■ **TASK INPUTS**:
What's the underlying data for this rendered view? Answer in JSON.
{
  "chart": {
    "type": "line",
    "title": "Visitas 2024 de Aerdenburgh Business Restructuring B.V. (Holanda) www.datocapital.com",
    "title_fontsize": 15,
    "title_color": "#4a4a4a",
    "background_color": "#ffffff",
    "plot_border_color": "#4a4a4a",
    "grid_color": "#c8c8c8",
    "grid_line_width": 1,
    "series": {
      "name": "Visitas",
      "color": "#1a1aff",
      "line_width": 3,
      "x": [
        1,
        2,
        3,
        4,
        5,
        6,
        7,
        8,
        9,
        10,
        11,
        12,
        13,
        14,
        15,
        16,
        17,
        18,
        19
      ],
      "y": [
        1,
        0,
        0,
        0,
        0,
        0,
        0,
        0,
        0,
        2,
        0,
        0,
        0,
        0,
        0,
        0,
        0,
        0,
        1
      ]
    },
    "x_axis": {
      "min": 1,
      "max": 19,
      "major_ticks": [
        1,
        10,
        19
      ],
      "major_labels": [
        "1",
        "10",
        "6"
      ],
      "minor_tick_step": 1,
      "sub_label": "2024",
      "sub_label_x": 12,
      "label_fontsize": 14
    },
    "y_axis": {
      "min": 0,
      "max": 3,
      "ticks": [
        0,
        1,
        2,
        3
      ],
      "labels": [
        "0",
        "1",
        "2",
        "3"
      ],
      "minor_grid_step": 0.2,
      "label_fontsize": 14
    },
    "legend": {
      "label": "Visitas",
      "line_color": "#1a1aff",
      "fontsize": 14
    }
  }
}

■ **THE TASK**:
Output the listing above word for word.

■ **SOLUTION TO THE PROBLEM**:
What's the underlying data for this rendered view? Answer in JSON.
{
  "chart": {
    "type": "line",
    "title": "Visitas 2024 de Aerdenburgh Business Restructuring B.V. (Holanda) www.datocapital.com",
    "title_fontsize": 15,
    "title_color": "#4a4a4a",
    "background_color": "#ffffff",
    "plot_border_color": "#4a4a4a",
    "grid_color": "#c8c8c8",
    "grid_line_width": 1,
    "series": {
      "name": "Visitas",
      "color": "#1a1aff",
      "line_width": 3,
      "x": [
        1,
        2,
        3,
        4,
        5,
        6,
        7,
        8,
        9,
        10,
        11,
        12,
        13,
        14,
        15,
        16,
        17,
        18,
        19
      ],
      "y": [
        1,
        0,
        0,
        0,
        0,
        0,
        0,
        0,
        0,
        2,
        0,
        0,
        0,
        0,
        0,
        0,
        0,
        0,
        1
      ]
    },
    "x_axis": {
      "min": 1,
      "max": 19,
      "major_ticks": [
        1,
        10,
        19
      ],
      "major_labels": [
        "1",
        "10",
        "6"
      ],
      "minor_tick_step": 1,
      "sub_label": "2024",
      "sub_label_x": 12,
      "label_fontsize": 14
    },
    "y_axis": {
      "min": 0,
      "max": 3,
      "ticks": [
        0,
        1,
        2,
        3
      ],
      "labels": [
        "0",
        "1",
        "2",
        "3"
      ],
      "minor_grid_step": 0.2,
      "label_fontsize": 14
    },
    "legend": {
      "label": "Visitas",
      "line_color": "#1a1aff",
      "fontsize": 14
    }
  }
}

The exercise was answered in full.